---------- DATA ENTRIES ----------
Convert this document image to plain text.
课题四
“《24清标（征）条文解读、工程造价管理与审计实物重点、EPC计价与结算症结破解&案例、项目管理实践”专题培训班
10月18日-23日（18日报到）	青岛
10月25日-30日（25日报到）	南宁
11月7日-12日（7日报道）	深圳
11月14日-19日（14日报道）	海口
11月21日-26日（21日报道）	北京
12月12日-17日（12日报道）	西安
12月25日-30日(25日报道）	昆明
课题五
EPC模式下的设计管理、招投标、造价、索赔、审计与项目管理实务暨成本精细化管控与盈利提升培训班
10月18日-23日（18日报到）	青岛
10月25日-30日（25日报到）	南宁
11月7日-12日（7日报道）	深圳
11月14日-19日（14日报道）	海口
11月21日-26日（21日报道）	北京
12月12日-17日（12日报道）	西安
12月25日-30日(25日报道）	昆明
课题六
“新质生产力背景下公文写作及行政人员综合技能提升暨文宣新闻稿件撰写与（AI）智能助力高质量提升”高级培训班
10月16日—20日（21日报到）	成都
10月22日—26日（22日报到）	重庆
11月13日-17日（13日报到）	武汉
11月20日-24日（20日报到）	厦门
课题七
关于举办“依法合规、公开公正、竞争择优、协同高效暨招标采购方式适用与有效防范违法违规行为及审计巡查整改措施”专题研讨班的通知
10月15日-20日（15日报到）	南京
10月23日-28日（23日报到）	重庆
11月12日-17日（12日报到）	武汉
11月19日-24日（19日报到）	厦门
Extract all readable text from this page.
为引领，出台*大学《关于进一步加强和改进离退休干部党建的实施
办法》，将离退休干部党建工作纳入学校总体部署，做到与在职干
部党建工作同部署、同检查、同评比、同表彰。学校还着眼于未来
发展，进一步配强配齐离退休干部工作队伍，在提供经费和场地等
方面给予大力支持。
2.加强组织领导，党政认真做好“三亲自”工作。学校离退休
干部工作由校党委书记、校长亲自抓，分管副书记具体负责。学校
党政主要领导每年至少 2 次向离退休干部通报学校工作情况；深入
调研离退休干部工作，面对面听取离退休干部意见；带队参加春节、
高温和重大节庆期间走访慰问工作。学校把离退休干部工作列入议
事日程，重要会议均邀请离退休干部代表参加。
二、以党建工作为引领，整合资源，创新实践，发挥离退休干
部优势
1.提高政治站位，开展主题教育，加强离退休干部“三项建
----------
*TASK BRIEF*
Take the entries above and transcribe them in full.

*WRITTEN SOLUTION*
Convert this document image to plain text.
课题四
“《24清标（征）条文解读、工程造价管理与审计实物重点、EPC计价与结算症结破解&案例、项目管理实践”专题培训班
10月18日-23日（18日报到）	青岛
10月25日-30日（25日报到）	南宁
11月7日-12日（7日报道）	深圳
11月14日-19日（14日报道）	海口
11月21日-26日（21日报道）	北京
12月12日-17日（12日报道）	西安
12月25日-30日(25日报道）	昆明
课题五
EPC模式下的设计管理、招投标、造价、索赔、审计与项目管理实务暨成本精细化管控与盈利提升培训班
10月18日-23日（18日报到）	青岛
10月25日-30日（25日报到）	南宁
11月7日-12日（7日报道）	深圳
11月14日-19日（14日报道）	海口
11月21日-26日（21日报道）	北京
12月12日-17日（12日报道）	西安
12月25日-30日(25日报道）	昆明
课题六
“新质生产力背景下公文写作及行政人员综合技能提升暨文宣新闻稿件撰写与（AI）智能助力高质量提升”高级培训班
10月16日—20日（21日报到）	成都
10月22日—26日（22日报到）	重庆
11月13日-17日（13日报到）	武汉
11月20日-24日（20日报到）	厦门
课题七
关于举办“依法合规、公开公正、竞争择优、协同高效暨招标采购方式适用与有效防范违法违规行为及审计巡查整改措施”专题研讨班的通知
10月15日-20日（15日报到）	南京
10月23日-28日（23日报到）	重庆
11月12日-17日（12日报到）	武汉
11月19日-24日（19日报到）	厦门
Extract all readable text from this page.
为引领，出台*大学《关于进一步加强和改进离退休干部党建的实施
办法》，将离退休干部党建工作纳入学校总体部署，做到与在职干
部党建工作同部署、同检查、同评比、同表彰。学校还着眼于未来
发展，进一步配强配齐离退休干部工作队伍，在提供经费和场地等
方面给予大力支持。
2.加强组织领导，党政认真做好“三亲自”工作。学校离退休
干部工作由校党委书记、校长亲自抓，分管副书记具体负责。学校
党政主要领导每年至少 2 次向离退休干部通报学校工作情况；深入
调研离退休干部工作，面对面听取离退休干部意见；带队参加春节、
高温和重大节庆期间走访慰问工作。学校把离退休干部工作列入议
事日程，重要会议均邀请离退休干部代表参加。
二、以党建工作为引领，整合资源，创新实践，发挥离退休干
部优势
1.提高政治站位，开展主题教育，加强离退休干部“三项建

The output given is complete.